Records excerpted from a collection:

+--

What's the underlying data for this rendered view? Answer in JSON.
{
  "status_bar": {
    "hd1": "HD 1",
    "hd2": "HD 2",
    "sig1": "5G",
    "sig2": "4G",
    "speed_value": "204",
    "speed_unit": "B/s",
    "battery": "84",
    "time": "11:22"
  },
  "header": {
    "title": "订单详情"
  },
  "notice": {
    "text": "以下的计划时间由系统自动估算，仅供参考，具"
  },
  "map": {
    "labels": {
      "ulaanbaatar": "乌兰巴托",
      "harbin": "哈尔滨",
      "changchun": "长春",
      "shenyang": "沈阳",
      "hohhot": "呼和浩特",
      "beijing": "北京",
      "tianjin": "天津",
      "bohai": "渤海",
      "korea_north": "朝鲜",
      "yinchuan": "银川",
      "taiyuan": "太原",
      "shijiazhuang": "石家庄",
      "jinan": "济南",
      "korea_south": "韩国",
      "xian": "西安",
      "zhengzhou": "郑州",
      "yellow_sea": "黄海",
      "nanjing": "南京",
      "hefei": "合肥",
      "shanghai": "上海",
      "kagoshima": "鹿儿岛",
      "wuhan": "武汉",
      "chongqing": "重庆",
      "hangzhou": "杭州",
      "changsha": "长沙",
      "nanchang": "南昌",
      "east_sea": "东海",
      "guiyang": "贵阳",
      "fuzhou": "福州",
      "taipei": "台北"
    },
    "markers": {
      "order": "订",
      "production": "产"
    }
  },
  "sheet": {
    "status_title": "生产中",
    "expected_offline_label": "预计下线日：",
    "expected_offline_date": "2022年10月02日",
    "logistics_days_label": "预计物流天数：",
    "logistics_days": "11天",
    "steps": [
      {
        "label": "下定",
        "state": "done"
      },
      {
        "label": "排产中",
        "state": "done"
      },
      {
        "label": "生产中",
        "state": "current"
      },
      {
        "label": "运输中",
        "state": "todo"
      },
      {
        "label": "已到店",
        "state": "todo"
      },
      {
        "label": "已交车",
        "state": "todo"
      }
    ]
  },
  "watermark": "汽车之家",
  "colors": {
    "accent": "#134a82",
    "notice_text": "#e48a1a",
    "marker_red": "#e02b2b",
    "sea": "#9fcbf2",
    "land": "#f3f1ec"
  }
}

+--

▶ [TASK BRIEF]: From the listing above, reproduce all the lines exactly.

▶ [SOLUTION FOR THIS EXERCISE]:
What's the underlying data for this rendered view? Answer in JSON.
{
  "status_bar": {
    "hd1": "HD 1",
    "hd2": "HD 2",
    "sig1": "5G",
    "sig2": "4G",
    "speed_value": "204",
    "speed_unit": "B/s",
    "battery": "84",
    "time": "11:22"
  },
  "header": {
    "title": "订单详情"
  },
  "notice": {
    "text": "以下的计划时间由系统自动估算，仅供参考，具"
  },
  "map": {
    "labels": {
      "ulaanbaatar": "乌兰巴托",
      "harbin": "哈尔滨",
      "changchun": "长春",
      "shenyang": "沈阳",
      "hohhot": "呼和浩特",
      "beijing": "北京",
      "tianjin": "天津",
      "bohai": "渤海",
      "korea_north": "朝鲜",
      "yinchuan": "银川",
      "taiyuan": "太原",
      "shijiazhuang": "石家庄",
      "jinan": "济南",
      "korea_south": "韩国",
      "xian": "西安",
      "zhengzhou": "郑州",
      "yellow_sea": "黄海",
      "nanjing": "南京",
      "hefei": "合肥",
      "shanghai": "上海",
      "kagoshima": "鹿儿岛",
      "wuhan": "武汉",
      "chongqing": "重庆",
      "hangzhou": "杭州",
      "changsha": "长沙",
      "nanchang": "南昌",
      "east_sea": "东海",
      "guiyang": "贵阳",
      "fuzhou": "福州",
      "taipei": "台北"
    },
    "markers": {
      "order": "订",
      "production": "产"
    }
  },
  "sheet": {
    "status_title": "生产中",
    "expected_offline_label": "预计下线日：",
    "expected_offline_date": "2022年10月02日",
    "logistics_days_label": "预计物流天数：",
    "logistics_days": "11天",
    "steps": [
      {
        "label": "下定",
        "state": "done"
      },
      {
        "label": "排产中",
        "state": "done"
      },
      {
        "label": "生产中",
        "state": "current"
      },
      {
        "label": "运输中",
        "state": "todo"
      },
      {
        "label": "已到店",
        "state": "todo"
      },
      {
        "label": "已交车",
        "state": "todo"
      }
    ]
  },
  "watermark": "汽车之家",
  "colors": {
    "accent": "#134a82",
    "notice_text": "#e48a1a",
    "marker_red": "#e02b2b",
    "sea": "#9fcbf2",
    "land": "#f3f1ec"
  }
}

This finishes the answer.